Recorded data
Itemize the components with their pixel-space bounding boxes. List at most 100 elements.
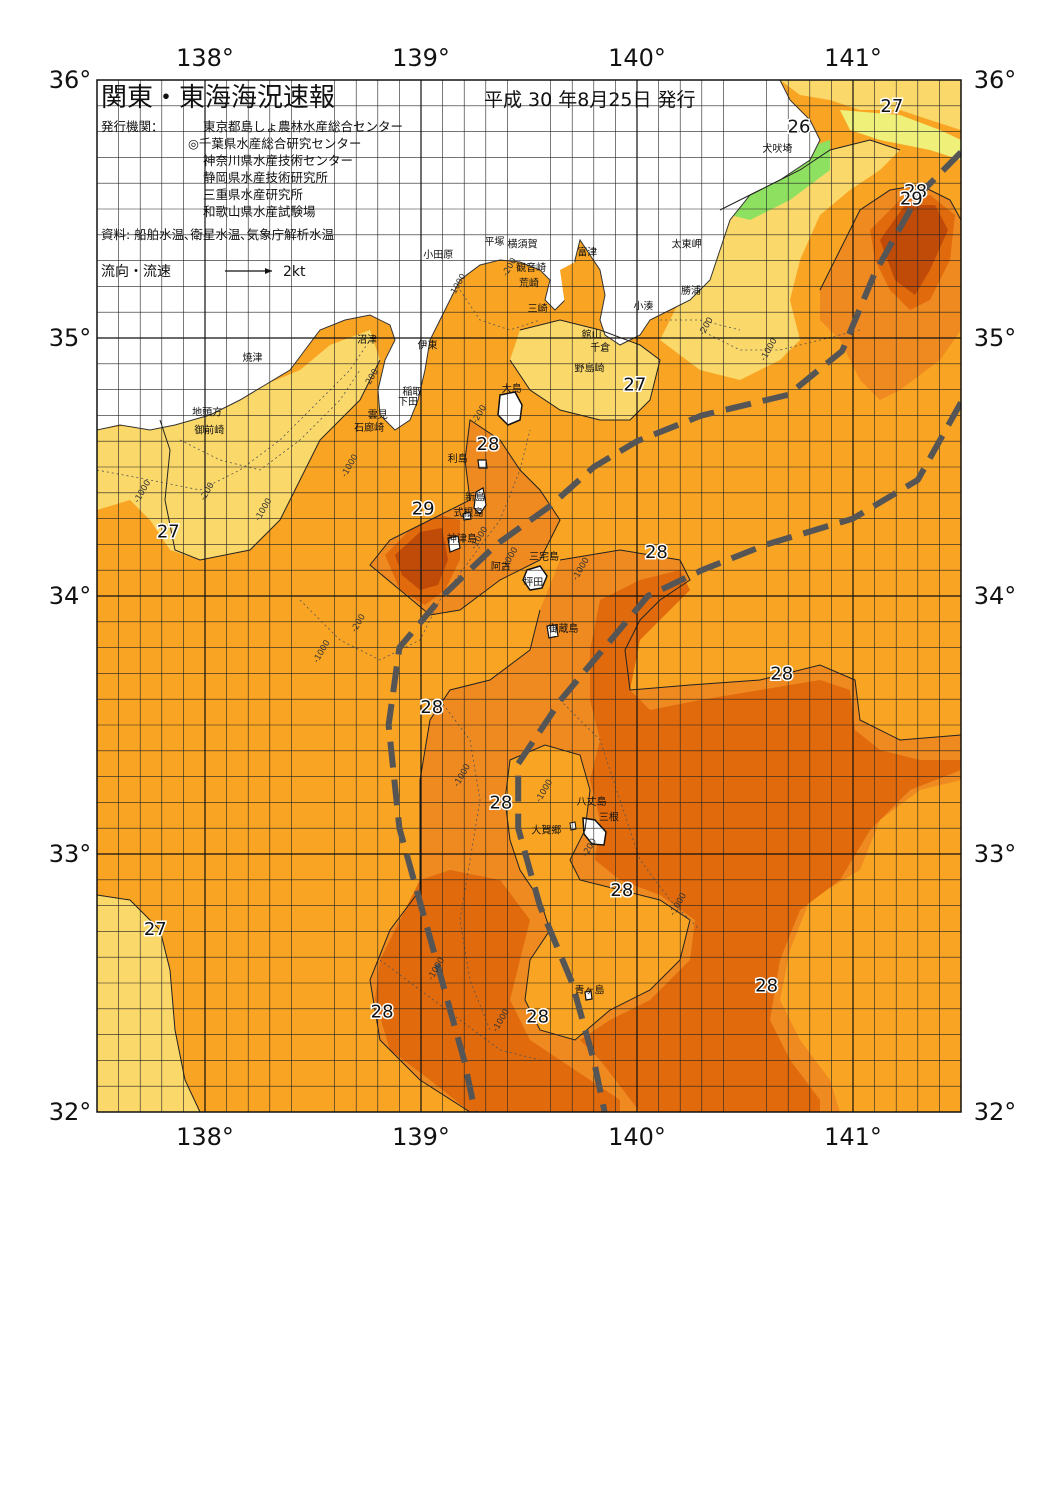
place-label: 御蔵島 bbox=[549, 622, 579, 635]
temperature-label: 28 bbox=[755, 976, 778, 997]
graticule bbox=[97, 80, 961, 1112]
isotherm-27-sagami bbox=[509, 319, 661, 421]
tokyo-bay bbox=[560, 262, 598, 325]
place-label: 三根 bbox=[599, 810, 619, 823]
longitude-label: 141° bbox=[824, 1123, 882, 1151]
latitude-label: 35° bbox=[49, 324, 92, 352]
temperature-label: 27 bbox=[623, 374, 646, 395]
place-label: 雲見 bbox=[368, 409, 388, 421]
kuroshio-path-2 bbox=[515, 401, 961, 1112]
place-label: 荒崎 bbox=[519, 276, 539, 289]
depth-contour-200-east bbox=[660, 319, 741, 331]
publisher-1: 東京都島しょ農林水産総合センター bbox=[203, 119, 403, 134]
latitude-label: 33° bbox=[974, 840, 1017, 868]
isotherm-27-izu bbox=[369, 419, 561, 616]
place-label: 平塚 bbox=[484, 236, 504, 248]
current-legend-value: 2kt bbox=[283, 264, 306, 280]
island-niijima bbox=[473, 487, 487, 515]
latitude-label: 34° bbox=[974, 582, 1017, 610]
island-kozushima bbox=[447, 535, 461, 553]
isotherm-28-south-west bbox=[369, 609, 541, 1112]
publisher-5: 三重県水産研究所 bbox=[203, 187, 303, 202]
place-label: 青ヶ島 bbox=[574, 983, 604, 996]
longitude-label: 140° bbox=[608, 1123, 666, 1151]
current-legend-label: 流向・流速 bbox=[101, 264, 171, 280]
temperature-label: 28 bbox=[477, 434, 500, 455]
map-title: 関東・東海海況速報 bbox=[101, 83, 335, 113]
cool-water-east-north bbox=[780, 80, 961, 130]
temperature-label: 28 bbox=[645, 542, 668, 563]
island-hachijo-kojima bbox=[569, 821, 577, 831]
publisher-6: 和歌山県水産試験場 bbox=[203, 204, 316, 219]
temperature-label: 28 bbox=[526, 1007, 549, 1028]
place-label: 阿古 bbox=[491, 560, 511, 573]
place-label: 小湊 bbox=[633, 300, 653, 313]
publisher-4: 静岡県水産技術研究所 bbox=[203, 170, 328, 185]
issue-date: 平成 30 年8月25日 発行 bbox=[484, 89, 696, 111]
depth-contours bbox=[97, 289, 861, 1061]
longitude-label: 138° bbox=[176, 1123, 234, 1151]
cool-water-west bbox=[97, 330, 380, 560]
publisher-label: 発行機関： bbox=[101, 119, 164, 134]
warm-water-hachijo-inner bbox=[505, 745, 690, 1040]
place-label: 沼津 bbox=[357, 333, 377, 346]
depth-contour-200-west bbox=[179, 369, 361, 471]
place-label: 太東岬 bbox=[672, 238, 702, 251]
place-label: 稲取 bbox=[402, 386, 422, 398]
latitude-label: 35° bbox=[974, 324, 1017, 352]
land bbox=[97, 80, 821, 1001]
depth-contour-1000-west bbox=[97, 339, 371, 491]
island-shikinejima bbox=[462, 511, 472, 521]
longitude-label: 140° bbox=[608, 44, 666, 72]
header: 関東・東海海況速報 平成 30 年8月25日 発行 発行機関： 東京都島しょ農林… bbox=[101, 83, 696, 280]
land-honshu bbox=[97, 80, 821, 431]
island-toshima bbox=[477, 459, 488, 469]
place-label: 利島 bbox=[448, 452, 468, 465]
latitude-label: 34° bbox=[49, 582, 92, 610]
latitude-label: 36° bbox=[974, 66, 1017, 94]
place-label: 千倉 bbox=[590, 341, 610, 354]
latitude-labels-right: 36° 35° 34° 33° 32° bbox=[974, 66, 1017, 1126]
place-label: 館山 bbox=[582, 328, 602, 341]
place-label: 犬吠埼 bbox=[762, 142, 792, 155]
cool-water-boso bbox=[660, 140, 900, 380]
place-label: 御前崎 bbox=[194, 423, 224, 436]
island-hachijojima bbox=[582, 817, 607, 846]
temperature-label: 29 bbox=[412, 498, 435, 519]
longitude-labels-bottom: 138° 139° 140° 141° bbox=[176, 1123, 882, 1151]
cool-water-26-5 bbox=[840, 110, 961, 160]
temperature-label: 28 bbox=[371, 1001, 394, 1022]
temperature-label: 28 bbox=[489, 792, 512, 813]
isotherm-28-south bbox=[559, 549, 961, 741]
longitude-labels-top: 138° 139° 140° 141° bbox=[176, 44, 882, 72]
isotherm-27-boso bbox=[719, 139, 901, 211]
latitude-label: 33° bbox=[49, 840, 92, 868]
island-aogashima bbox=[584, 990, 593, 1001]
depth-contour-1000-izu bbox=[299, 429, 531, 661]
island-miyakejima bbox=[522, 565, 548, 591]
data-sources: 資料: 船舶水温､衛星水温､気象庁解析水温 bbox=[101, 227, 335, 242]
isotherm-28-east bbox=[819, 184, 961, 291]
place-label: 伊東 bbox=[417, 338, 437, 351]
depth-contour-1000-mid bbox=[439, 699, 491, 1031]
temperature-label: 27 bbox=[144, 919, 167, 940]
latitude-label: 36° bbox=[49, 66, 92, 94]
place-label: 神津島 bbox=[447, 532, 477, 545]
longitude-label: 139° bbox=[392, 1123, 450, 1151]
warm-water-southwest-28-5 bbox=[375, 870, 620, 1112]
place-label: 横須賀 bbox=[508, 238, 538, 251]
depth-contour-1000-south bbox=[379, 959, 541, 1061]
isotherm-27-southwest bbox=[97, 894, 201, 1112]
place-label: 八丈島 bbox=[577, 795, 607, 808]
temperature-label: 27 bbox=[880, 96, 903, 117]
place-label: 富津 bbox=[577, 245, 597, 258]
cool-water-southwest bbox=[97, 895, 200, 1112]
place-label: 小田原 bbox=[423, 249, 453, 261]
place-label: 下田 bbox=[398, 397, 418, 408]
place-label: 焼津 bbox=[243, 352, 263, 364]
temperature-label: 28 bbox=[610, 880, 633, 901]
island-oshima bbox=[497, 391, 523, 426]
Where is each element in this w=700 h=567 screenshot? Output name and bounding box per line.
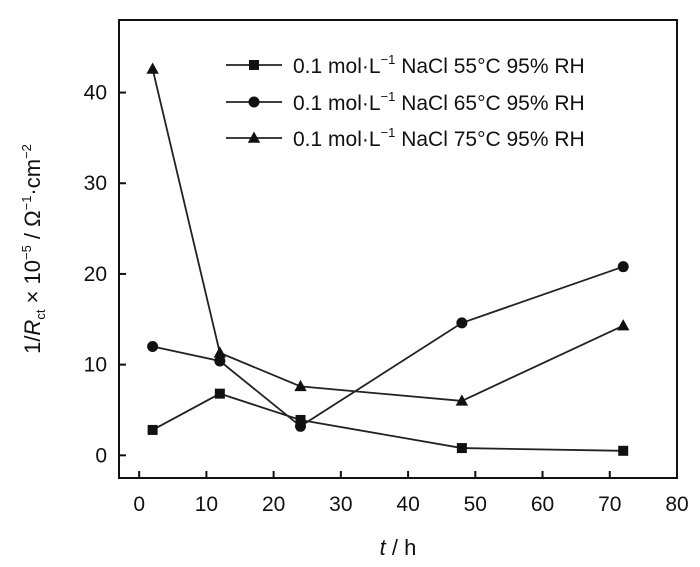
- data-point-square: [456, 443, 467, 454]
- legend-marker-circle: [248, 96, 260, 108]
- data-point-triangle: [455, 394, 469, 406]
- y-tick-label: 30: [84, 172, 107, 195]
- data-point-square: [295, 414, 306, 425]
- legend: 0.1 mol·L−1 NaCl 55°C 95% RH 0.1 mol·L−1 …: [226, 52, 585, 151]
- x-tick-label: 30: [329, 493, 352, 516]
- legend-label: 0.1 mol·L−1 NaCl 65°C 95% RH: [293, 89, 585, 115]
- legend-label: 0.1 mol·L−1 NaCl 55°C 95% RH: [293, 52, 585, 78]
- series-line-3: [151, 68, 624, 402]
- x-tick-label: 50: [464, 493, 487, 516]
- data-point-circle: [456, 317, 468, 329]
- legend-marker-triangle: [247, 131, 261, 143]
- legend-marker-square: [249, 60, 259, 70]
- data-series: [146, 62, 630, 456]
- series-line-2: [152, 265, 624, 428]
- x-tick-label: 80: [665, 493, 688, 516]
- y-tick-label: 10: [84, 354, 107, 377]
- x-axis-label: t / h: [380, 535, 417, 560]
- data-point-circle: [617, 261, 629, 273]
- x-tick-label: 40: [396, 493, 419, 516]
- data-point-square: [147, 424, 158, 435]
- data-point-square: [618, 445, 629, 456]
- x-tick-label: 0: [133, 493, 145, 516]
- data-point-circle: [295, 420, 307, 432]
- x-tick-label: 20: [262, 493, 285, 516]
- data-point-triangle: [146, 62, 159, 74]
- y-tick-label: 0: [95, 444, 107, 467]
- x-tick-label: 10: [195, 493, 218, 516]
- x-tick-label: 70: [598, 493, 621, 516]
- data-point-triangle: [617, 319, 630, 331]
- legend-label: 0.1 mol·L−1 NaCl 75°C 95% RH: [293, 125, 585, 151]
- y-axis-label: 1/Rct × 10−5 / Ω−1·cm−2: [19, 144, 48, 354]
- y-tick-label: 20: [84, 263, 107, 286]
- data-point-square: [214, 388, 225, 399]
- plot-frame: [118, 19, 678, 479]
- data-point-circle: [214, 355, 226, 367]
- x-tick-label: 60: [531, 493, 554, 516]
- data-point-triangle: [213, 346, 227, 358]
- x-axis-ticks: 0 10 20 30 40 50 60 70 80: [133, 471, 689, 516]
- data-point-circle: [147, 340, 159, 352]
- y-tick-label: 40: [84, 82, 107, 105]
- data-point-triangle: [294, 379, 307, 392]
- series-line-1: [152, 392, 624, 452]
- y-axis-ticks: 0 10 20 30 40: [84, 82, 126, 467]
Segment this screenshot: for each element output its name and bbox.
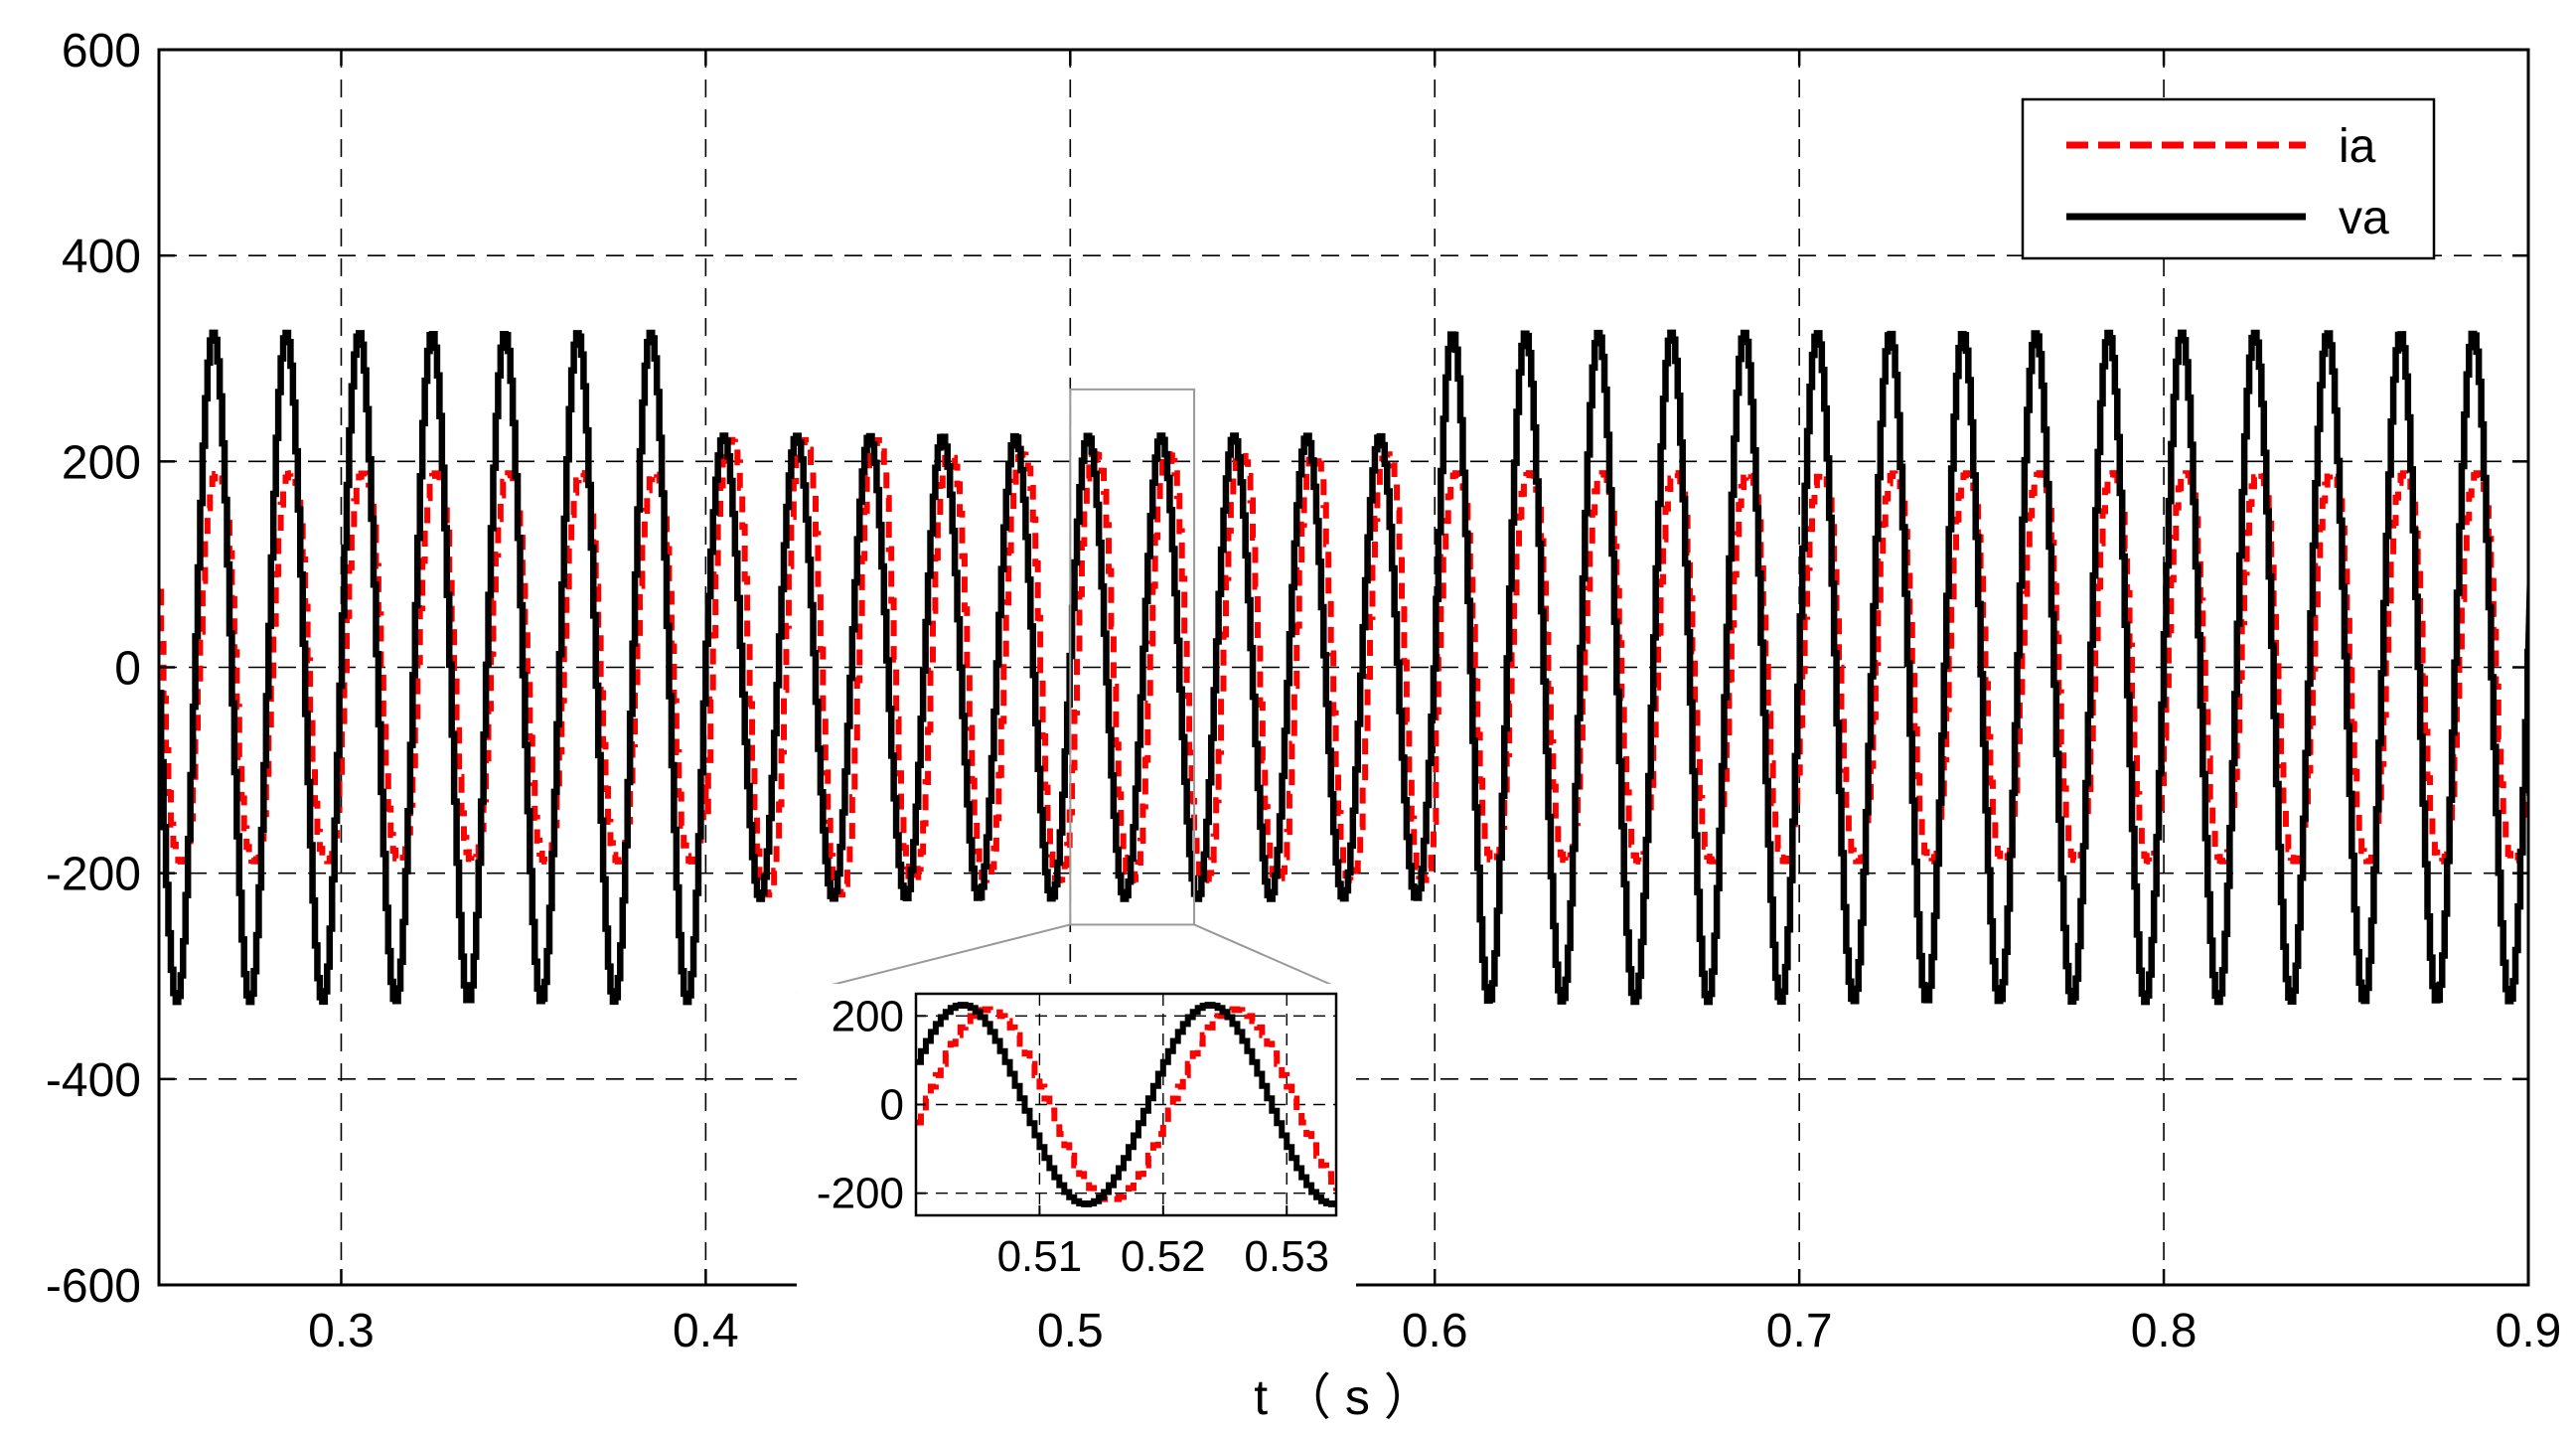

● **DIRECTIONS FOR THIS TASK**:
Change "data-point-triangle" to "data-point-diamond" in the lines between the one holding "- data-point-square: [456, 443, 467, 454]" and the one holding "- legend-label: 0.1 mol·L−1 NaCl 65°C", inclusive, and give those lines again with nothing else altered.

● **EXPECTED ANSWER**:
- data-point-square: [456, 443, 467, 454]
- legend-marker-circle: [248, 96, 260, 108]
- data-point-diamond: [455, 394, 469, 406]
- y-tick-label: 30: [84, 172, 107, 195]
- data-point-square: [295, 414, 306, 425]
- legend: 0.1 mol·L−1 NaCl 55°C 95% RH 0.1 mol·L−1 …: [226, 52, 585, 151]
- x-tick-label: 30: [329, 493, 352, 516]
- legend-label: 0.1 mol·L−1 NaCl 65°C 95% RH: [293, 89, 585, 115]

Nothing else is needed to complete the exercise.